Given task.
Note each line where "本题满分" appears, and copy it.

[Stored records]
-- Start --

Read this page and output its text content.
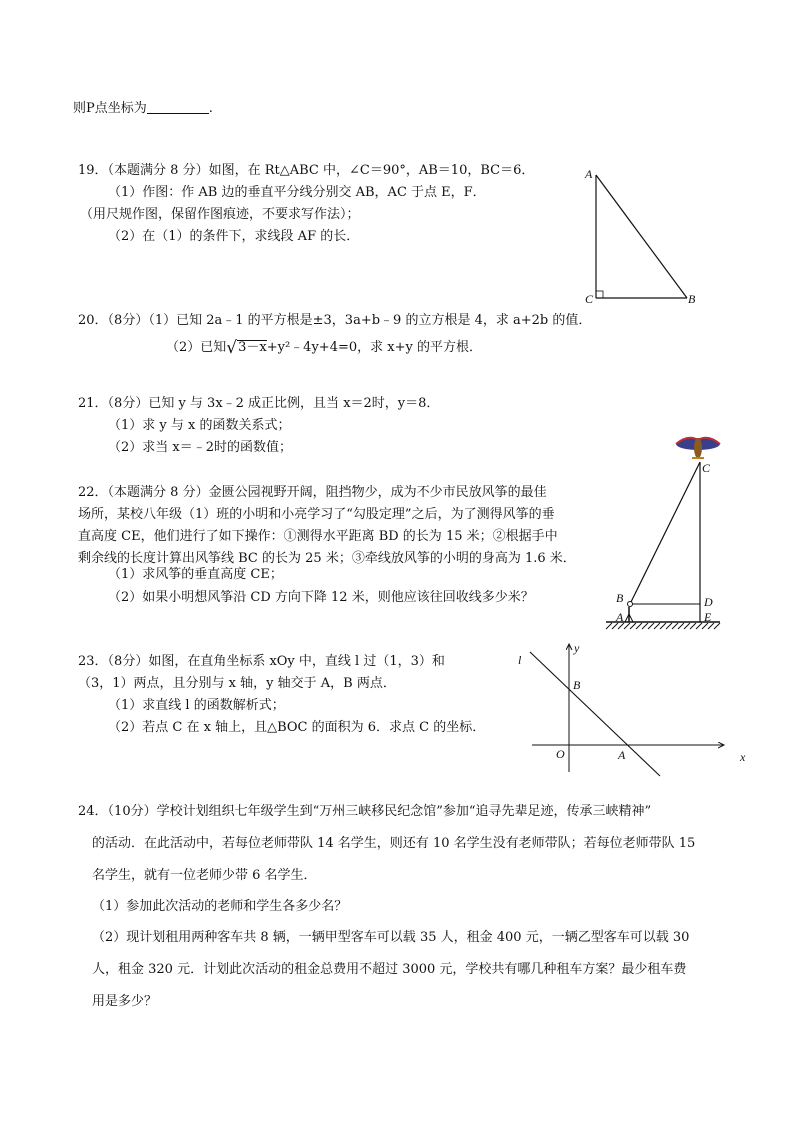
则P点坐标为	.
19．（本题满分 8 分）如图，在 Rt△ABC 中，∠C＝90°，AB＝10，BC＝6．
（1）作图：作 AB 边的垂直平分线分别交 AB，AC 于点 E，F．
（用尺规作图，保留作图痕迹，不要求写作法）；
（2）在（1）的条件下，求线段 AF 的长．
A
C	B
20．（8分）（1）已知 2a﹣1 的平方根是±3，3a+b﹣9 的立方根是 4，求 a+2b 的值．
（2）已知√3－x+y²﹣4y+4=0，求 x+y 的平方根．
21．（8分）已知 y 与 3x﹣2 成正比例，且当 x＝2时，y＝8．
（1）求 y 与 x 的函数关系式；
（2）求当 x＝﹣2时的函数值；
22．（本题满分 8 分）金匮公园视野开阔，阻挡物少，成为不少市民放风筝的最佳
场所，某校八年级（1）班的小明和小亮学习了“勾股定理”之后，为了测得风筝的垂
直高度 CE，他们进行了如下操作：①测得水平距离 BD 的长为 15 米；②根据手中
剩余线的长度计算出风筝线 BC 的长为 25 米；③牵线放风筝的小明的身高为 1.6 米．
（1）求风筝的垂直高度 CE；
（2）如果小明想风筝沿 CD 方向下降 12 米，则他应该往回收线多少米？
C
B	D
A	E
23．（8分）如图，在直角坐标系 xOy 中，直线 l 过（1，3）和
（3，1）两点，且分别与 x 轴，y 轴交于 A，B 两点．
（1）求直线 l 的函数解析式；
（2）若点 C 在 x 轴上，且△BOC 的面积为 6．求点 C 的坐标．
l
y
x
O	A
B
24．（10分）学校计划组织七年级学生到“万州三峡移民纪念馆”参加“追寻先辈足迹，传承三峡精神”
的活动．在此活动中，若每位老师带队 14 名学生，则还有 10 名学生没有老师带队；若每位老师带队 15
名学生，就有一位老师少带 6 名学生．
（1）参加此次活动的老师和学生各多少名？
（2）现计划租用两种客车共 8 辆，一辆甲型客车可以载 35 人，租金 400 元，一辆乙型客车可以载 30
人，租金 320 元．计划此次活动的租金总费用不超过 3000 元，学校共有哪几种租车方案？最少租车费
用是多少？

-- End --

Solved problem.
19．（本题满分 8 分）如图，在 Rt△ABC 中，∠C＝90°，AB＝10，BC＝6．
22．（本题满分 8 分）金匮公园视野开阔，阻挡物少，成为不少市民放风筝的最佳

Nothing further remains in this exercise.